Exercise material
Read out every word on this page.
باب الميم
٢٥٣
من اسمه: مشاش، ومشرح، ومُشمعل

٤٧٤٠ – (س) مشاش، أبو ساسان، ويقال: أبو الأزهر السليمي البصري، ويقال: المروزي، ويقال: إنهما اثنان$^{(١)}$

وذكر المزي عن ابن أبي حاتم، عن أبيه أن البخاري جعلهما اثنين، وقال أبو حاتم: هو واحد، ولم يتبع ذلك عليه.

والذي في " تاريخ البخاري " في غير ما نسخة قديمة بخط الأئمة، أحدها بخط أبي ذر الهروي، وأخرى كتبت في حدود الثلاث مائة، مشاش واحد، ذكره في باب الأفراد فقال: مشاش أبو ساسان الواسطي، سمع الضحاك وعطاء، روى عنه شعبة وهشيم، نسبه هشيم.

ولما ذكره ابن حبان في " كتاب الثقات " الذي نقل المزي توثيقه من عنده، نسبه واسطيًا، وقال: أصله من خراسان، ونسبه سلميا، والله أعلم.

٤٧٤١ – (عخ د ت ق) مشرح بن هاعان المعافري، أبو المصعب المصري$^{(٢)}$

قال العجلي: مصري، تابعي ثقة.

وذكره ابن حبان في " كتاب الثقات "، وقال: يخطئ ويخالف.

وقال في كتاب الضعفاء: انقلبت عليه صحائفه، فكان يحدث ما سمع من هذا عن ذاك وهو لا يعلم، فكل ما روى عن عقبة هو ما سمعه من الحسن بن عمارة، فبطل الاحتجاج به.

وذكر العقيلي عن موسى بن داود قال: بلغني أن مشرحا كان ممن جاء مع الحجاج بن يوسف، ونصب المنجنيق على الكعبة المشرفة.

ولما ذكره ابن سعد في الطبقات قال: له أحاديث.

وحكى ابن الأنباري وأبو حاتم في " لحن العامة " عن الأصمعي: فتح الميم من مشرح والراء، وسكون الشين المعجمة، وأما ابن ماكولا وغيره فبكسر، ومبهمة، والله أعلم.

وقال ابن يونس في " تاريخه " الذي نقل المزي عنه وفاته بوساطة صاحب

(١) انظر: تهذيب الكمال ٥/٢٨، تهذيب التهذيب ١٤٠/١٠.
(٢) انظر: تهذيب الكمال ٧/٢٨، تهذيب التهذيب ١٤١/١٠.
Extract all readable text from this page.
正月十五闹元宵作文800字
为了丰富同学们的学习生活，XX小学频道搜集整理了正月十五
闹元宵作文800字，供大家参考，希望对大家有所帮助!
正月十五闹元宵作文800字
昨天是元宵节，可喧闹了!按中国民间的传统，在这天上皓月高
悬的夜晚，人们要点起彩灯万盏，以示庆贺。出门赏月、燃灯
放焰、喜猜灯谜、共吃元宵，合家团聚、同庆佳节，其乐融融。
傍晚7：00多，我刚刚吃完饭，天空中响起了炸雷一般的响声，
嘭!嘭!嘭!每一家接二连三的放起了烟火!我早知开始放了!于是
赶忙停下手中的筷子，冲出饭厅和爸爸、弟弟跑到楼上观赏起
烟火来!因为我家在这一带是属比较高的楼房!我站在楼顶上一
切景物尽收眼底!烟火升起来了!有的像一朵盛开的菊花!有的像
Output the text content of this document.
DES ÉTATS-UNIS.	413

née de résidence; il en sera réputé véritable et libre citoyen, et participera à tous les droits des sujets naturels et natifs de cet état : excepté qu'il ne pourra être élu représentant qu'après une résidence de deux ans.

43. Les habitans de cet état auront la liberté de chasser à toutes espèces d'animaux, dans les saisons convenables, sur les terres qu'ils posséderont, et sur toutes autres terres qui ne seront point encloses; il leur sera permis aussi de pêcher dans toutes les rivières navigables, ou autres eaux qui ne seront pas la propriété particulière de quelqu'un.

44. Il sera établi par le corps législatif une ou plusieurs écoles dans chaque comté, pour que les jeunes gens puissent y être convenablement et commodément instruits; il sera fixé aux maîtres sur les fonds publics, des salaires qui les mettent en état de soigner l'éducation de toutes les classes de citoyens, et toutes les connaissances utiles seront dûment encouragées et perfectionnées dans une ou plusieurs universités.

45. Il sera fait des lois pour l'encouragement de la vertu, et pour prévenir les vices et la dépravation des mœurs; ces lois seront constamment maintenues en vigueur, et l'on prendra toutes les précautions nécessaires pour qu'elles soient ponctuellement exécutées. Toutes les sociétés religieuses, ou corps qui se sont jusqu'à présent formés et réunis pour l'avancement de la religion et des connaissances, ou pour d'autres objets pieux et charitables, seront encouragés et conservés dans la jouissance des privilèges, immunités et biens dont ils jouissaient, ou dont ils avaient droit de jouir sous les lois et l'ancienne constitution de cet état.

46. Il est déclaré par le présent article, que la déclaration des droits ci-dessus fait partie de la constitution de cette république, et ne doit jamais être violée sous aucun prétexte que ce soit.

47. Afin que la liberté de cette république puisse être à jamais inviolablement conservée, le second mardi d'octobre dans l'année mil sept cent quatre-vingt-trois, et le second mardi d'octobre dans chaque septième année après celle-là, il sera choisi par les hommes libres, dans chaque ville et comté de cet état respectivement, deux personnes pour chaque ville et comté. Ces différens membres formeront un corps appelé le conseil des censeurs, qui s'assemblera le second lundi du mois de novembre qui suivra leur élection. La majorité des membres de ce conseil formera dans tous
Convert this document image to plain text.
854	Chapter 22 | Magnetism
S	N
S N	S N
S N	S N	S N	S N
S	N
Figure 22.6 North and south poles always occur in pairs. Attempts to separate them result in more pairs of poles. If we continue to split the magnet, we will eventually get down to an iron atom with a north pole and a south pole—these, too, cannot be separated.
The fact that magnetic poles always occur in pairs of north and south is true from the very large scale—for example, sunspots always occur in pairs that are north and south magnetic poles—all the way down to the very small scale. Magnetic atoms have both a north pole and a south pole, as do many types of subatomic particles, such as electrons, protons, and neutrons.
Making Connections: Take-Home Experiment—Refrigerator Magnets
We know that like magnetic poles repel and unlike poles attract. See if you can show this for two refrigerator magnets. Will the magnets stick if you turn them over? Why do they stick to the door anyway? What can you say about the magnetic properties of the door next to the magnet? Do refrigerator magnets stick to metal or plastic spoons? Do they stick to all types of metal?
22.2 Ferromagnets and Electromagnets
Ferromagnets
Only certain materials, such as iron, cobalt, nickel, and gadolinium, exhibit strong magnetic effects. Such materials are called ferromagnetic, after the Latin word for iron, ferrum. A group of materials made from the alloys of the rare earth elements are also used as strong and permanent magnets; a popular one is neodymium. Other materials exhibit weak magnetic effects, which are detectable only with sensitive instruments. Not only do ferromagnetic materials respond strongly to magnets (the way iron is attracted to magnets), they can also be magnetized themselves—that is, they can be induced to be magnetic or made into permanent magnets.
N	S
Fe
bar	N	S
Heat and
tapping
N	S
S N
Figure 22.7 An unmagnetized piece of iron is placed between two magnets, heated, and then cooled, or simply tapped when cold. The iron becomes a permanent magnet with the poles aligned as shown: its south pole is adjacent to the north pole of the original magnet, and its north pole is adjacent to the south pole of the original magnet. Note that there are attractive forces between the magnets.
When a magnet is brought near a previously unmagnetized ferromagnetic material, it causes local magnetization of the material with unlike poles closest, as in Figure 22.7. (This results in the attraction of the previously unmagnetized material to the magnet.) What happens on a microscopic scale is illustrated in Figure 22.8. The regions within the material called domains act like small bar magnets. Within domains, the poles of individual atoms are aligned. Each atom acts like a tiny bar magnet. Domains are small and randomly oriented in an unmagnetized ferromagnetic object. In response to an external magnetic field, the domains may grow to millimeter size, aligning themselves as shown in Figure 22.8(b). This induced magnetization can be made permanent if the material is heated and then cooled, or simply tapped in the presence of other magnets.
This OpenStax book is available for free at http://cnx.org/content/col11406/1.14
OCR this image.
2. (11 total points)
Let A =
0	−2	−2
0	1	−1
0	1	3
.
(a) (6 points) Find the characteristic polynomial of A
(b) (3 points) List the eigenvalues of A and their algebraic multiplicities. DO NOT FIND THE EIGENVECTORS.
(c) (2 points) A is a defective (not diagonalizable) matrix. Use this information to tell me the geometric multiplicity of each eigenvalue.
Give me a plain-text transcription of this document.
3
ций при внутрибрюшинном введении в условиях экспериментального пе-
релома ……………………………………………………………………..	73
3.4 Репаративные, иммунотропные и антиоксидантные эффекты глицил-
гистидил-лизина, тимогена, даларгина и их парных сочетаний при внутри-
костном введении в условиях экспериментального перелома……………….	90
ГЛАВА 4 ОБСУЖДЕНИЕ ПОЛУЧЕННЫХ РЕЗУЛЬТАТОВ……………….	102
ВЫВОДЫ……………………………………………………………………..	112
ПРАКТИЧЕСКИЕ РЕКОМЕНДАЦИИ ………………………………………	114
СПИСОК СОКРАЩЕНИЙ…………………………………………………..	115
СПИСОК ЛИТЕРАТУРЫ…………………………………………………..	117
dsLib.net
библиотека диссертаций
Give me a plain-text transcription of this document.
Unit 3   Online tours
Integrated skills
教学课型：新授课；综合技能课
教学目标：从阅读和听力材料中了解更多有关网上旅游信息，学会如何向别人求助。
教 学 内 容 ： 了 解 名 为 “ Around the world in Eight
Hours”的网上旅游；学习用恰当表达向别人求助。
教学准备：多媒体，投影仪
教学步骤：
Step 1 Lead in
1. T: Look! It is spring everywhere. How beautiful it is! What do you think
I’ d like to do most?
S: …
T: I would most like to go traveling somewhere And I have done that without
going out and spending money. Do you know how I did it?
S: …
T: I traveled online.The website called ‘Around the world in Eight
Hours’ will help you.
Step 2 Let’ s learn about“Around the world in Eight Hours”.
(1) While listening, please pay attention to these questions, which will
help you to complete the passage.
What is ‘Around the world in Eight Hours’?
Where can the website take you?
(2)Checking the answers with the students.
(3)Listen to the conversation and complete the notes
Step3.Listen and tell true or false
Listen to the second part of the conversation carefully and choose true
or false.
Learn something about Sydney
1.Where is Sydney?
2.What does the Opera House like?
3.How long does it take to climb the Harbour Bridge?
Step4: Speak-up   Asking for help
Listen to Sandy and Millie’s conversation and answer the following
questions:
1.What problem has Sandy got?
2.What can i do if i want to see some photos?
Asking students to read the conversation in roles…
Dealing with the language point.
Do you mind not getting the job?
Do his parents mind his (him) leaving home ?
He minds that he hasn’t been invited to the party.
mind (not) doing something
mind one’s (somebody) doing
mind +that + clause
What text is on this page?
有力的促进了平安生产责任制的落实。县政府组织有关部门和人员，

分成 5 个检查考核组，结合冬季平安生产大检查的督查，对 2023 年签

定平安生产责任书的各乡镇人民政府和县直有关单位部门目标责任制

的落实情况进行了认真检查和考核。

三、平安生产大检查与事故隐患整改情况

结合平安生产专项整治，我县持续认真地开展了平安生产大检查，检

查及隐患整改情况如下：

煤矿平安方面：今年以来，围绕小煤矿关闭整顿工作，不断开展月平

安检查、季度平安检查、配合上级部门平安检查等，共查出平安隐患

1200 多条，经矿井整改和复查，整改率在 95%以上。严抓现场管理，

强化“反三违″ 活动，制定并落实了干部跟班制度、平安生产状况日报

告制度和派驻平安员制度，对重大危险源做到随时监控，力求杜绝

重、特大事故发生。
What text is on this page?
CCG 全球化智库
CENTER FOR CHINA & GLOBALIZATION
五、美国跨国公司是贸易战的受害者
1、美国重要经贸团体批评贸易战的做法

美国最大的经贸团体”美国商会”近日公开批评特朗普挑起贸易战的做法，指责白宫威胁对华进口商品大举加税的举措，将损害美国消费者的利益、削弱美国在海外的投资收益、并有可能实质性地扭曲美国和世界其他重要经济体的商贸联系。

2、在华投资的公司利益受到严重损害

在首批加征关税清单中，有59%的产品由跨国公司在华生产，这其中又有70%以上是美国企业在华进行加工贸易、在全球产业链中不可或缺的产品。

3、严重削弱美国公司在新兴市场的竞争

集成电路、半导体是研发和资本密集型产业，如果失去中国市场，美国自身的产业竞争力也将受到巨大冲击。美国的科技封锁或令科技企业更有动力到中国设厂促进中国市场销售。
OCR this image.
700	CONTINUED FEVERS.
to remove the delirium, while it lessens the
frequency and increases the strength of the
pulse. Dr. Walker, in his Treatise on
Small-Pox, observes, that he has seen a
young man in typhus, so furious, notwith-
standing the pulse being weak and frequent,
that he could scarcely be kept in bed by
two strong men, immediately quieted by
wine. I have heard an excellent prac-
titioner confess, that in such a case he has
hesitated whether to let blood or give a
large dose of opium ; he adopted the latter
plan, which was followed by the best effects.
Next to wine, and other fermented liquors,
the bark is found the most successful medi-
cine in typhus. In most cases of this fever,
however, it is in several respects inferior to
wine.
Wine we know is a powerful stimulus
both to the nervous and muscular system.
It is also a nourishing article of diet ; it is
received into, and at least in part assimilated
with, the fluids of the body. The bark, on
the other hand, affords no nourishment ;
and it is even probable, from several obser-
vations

The request
From the records above, work out how many lines contain the string "scale". Give only the number.

Answer to the exercise
2